Upregulation of microRNA‑140‑3p mediates dachshund family transcription factor 1 expression in immunoglobulinA nephropathy through cell cycle‑dependent mechanisms.

Abstract

Immunoglobulin A nephropathy (IgAN) is a kidney disease and one of the commonest forms of glomerulonephritis worldwide. The present study investigated the role of dachshund family transcription factor 1 (DACH1) in IgAN and identified one of its binding microRNAs (miRNAs). The expression of DACH1 in human mesangial cells (HMCs) incubated with polymeric IgA (pIgA) isolated and purified from the serum of patients with IgAN or healthy individuals was evaluated by reverse transcription-quantitative (RT-q) PCR and western blotting. Cell proliferation and cell cycle assays were performed in DACH1-overexpressing HMCs to identify the role of DACH1 in IgAN and enzyme-linked immunosorbent assay was carried out to verify the release of inflammatory factors from HMCs. The target miRNAs of DACH1 were predicted using bioinformatics software and miR-140-3p was identified as a target of DACH1 by luciferase report assay, RT-qPCR and western blotting. The results demonstrated that DACH1 was downregulated in HMCs cultured with pIgA-IgAN at both mRNA and protein levels. Overexpression of DACH1 suppressed HMC growth and inhibited inflammatory cytokine release from HMCs cultured with pIgA-IgAN. The expression of DACH1 was negatively regulated by miR-140-3p in IgAN and miR-140-3p inhibition suppressed HMC growth and inhibited inflammatory cytokine release from HMCs cultured with pIgA-IgAN. The findings of the present study demonstrated that DACH1 decreased HMC growth and the release of inflammatory cytokines from HMCs may be targeted by miR-140-3p. The results suggested that DACH1 could be associated with the progression of IgAN and provide a potential target for further studies related to the mechanism of IgAN.

PROVIDED MATERIAL -
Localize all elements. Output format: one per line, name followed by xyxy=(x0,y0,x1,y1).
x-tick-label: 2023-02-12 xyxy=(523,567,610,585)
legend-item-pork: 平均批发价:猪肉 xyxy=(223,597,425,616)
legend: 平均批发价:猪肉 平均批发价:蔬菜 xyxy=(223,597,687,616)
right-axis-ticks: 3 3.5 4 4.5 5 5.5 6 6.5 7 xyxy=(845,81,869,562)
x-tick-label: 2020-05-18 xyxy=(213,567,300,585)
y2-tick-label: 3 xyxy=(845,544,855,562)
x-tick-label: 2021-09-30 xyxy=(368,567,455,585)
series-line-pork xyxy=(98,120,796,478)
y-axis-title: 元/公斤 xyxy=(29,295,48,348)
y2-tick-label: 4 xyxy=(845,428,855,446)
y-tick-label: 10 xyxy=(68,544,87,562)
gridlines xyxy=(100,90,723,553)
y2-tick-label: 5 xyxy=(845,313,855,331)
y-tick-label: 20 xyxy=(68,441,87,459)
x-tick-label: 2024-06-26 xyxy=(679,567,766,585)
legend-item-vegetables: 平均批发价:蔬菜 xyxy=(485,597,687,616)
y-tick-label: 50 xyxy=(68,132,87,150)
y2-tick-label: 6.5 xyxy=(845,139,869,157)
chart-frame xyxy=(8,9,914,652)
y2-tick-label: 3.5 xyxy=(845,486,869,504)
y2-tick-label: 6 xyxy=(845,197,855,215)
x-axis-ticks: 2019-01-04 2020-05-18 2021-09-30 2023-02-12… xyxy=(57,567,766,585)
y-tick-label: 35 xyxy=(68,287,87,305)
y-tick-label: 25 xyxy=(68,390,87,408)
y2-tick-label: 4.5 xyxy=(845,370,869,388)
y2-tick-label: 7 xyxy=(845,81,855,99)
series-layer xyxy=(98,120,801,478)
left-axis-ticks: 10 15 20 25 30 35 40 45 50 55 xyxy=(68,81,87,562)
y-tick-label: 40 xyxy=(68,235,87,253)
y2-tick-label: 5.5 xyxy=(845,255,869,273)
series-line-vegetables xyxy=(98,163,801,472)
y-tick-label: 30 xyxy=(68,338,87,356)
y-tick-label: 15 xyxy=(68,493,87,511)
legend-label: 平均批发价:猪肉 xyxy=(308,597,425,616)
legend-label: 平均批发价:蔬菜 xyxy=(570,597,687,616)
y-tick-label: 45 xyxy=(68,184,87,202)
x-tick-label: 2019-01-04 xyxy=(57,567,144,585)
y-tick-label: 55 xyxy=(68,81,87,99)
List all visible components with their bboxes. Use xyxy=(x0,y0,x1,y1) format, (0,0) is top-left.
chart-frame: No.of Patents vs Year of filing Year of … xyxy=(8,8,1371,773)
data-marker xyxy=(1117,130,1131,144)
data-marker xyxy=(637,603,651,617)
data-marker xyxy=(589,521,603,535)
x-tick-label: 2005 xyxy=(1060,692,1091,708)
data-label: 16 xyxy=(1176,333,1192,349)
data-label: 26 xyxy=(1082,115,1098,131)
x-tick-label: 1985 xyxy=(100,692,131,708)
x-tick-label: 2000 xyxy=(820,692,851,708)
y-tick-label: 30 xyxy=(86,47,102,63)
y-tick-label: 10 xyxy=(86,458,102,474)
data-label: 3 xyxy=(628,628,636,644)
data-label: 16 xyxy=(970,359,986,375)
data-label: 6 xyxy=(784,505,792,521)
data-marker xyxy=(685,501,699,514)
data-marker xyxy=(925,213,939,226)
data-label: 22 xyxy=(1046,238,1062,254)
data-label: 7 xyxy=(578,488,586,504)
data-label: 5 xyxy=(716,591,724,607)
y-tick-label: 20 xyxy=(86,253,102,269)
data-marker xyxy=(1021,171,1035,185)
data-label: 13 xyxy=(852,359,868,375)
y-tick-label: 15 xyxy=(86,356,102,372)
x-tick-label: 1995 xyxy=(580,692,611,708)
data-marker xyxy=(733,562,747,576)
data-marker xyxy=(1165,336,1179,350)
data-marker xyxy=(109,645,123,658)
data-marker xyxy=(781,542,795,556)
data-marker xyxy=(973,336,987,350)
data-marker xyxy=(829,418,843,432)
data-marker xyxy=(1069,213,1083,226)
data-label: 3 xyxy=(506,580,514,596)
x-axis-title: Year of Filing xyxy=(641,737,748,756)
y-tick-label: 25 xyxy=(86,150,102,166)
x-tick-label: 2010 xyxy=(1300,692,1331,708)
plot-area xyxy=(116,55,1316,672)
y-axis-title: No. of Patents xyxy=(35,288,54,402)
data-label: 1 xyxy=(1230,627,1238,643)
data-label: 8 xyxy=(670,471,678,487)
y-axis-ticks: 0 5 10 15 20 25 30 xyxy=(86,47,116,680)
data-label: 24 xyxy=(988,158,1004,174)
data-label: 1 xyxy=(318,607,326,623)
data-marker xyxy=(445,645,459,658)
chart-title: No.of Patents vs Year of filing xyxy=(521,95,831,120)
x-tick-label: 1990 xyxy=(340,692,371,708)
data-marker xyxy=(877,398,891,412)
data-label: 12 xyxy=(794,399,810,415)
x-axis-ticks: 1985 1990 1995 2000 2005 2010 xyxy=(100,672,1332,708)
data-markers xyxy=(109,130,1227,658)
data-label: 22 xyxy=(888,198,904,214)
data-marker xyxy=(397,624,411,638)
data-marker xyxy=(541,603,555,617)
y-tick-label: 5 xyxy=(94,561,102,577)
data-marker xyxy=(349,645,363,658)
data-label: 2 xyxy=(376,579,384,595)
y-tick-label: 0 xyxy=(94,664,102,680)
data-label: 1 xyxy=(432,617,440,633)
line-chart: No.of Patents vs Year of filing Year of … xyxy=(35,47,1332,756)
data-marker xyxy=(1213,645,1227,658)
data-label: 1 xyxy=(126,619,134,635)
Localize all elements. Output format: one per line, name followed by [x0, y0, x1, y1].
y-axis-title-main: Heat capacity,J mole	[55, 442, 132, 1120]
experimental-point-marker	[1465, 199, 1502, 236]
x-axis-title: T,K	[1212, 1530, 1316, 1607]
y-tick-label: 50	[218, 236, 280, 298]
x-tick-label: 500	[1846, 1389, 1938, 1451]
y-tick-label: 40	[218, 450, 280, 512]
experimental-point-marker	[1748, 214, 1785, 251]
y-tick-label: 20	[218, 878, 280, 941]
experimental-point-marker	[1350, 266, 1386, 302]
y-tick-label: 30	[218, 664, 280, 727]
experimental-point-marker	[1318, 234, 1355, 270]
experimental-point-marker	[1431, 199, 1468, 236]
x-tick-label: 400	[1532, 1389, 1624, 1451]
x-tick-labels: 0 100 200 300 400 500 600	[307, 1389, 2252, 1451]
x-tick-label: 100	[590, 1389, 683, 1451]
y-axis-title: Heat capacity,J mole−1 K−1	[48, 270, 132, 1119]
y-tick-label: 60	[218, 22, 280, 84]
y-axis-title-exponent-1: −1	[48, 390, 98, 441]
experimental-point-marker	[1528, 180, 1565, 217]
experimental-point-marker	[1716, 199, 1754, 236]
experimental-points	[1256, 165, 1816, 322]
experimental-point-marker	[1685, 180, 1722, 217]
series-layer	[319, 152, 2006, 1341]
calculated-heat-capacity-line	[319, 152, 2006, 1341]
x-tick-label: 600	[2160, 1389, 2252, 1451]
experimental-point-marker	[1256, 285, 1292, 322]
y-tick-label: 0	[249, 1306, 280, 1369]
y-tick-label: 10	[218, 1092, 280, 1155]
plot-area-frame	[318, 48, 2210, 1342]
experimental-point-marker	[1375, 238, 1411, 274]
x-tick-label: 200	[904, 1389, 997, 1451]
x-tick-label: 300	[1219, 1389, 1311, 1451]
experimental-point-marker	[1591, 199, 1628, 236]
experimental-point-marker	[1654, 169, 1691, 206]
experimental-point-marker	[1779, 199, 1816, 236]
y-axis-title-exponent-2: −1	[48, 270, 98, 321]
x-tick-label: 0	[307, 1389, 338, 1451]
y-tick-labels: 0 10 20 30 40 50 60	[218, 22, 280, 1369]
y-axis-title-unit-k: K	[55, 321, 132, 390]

TASK REQUIREMENTS -
**a.** List every abbreviation that the IgA nephropathy abstract defines in parentheses, each with the term it stands for.
**b.** Duplicate the part of the IgA nephropathy abstract between "Upregulation of microRNA‑140‑3p" and "cell cycle‑dependent mechanisms.", inclusive.

RESPONSES TO THE TASKS -
**a.**
- IgAN: Immunoglobulin A nephropathy
- DACH1: dachshund family transcription factor 1
- miRNAs: microRNAs
- HMCs: human mesangial cells
- pIgA: polymeric IgA
- RT-q: reverse transcription-quantitative (in "reverse transcription-quantitative (RT-q) PCR")

**b.**
Upregulation of microRNA‑140‑3p mediates dachshund family transcription factor 1 expression in immunoglobulinA nephropathy through cell cycle‑dependent mechanisms.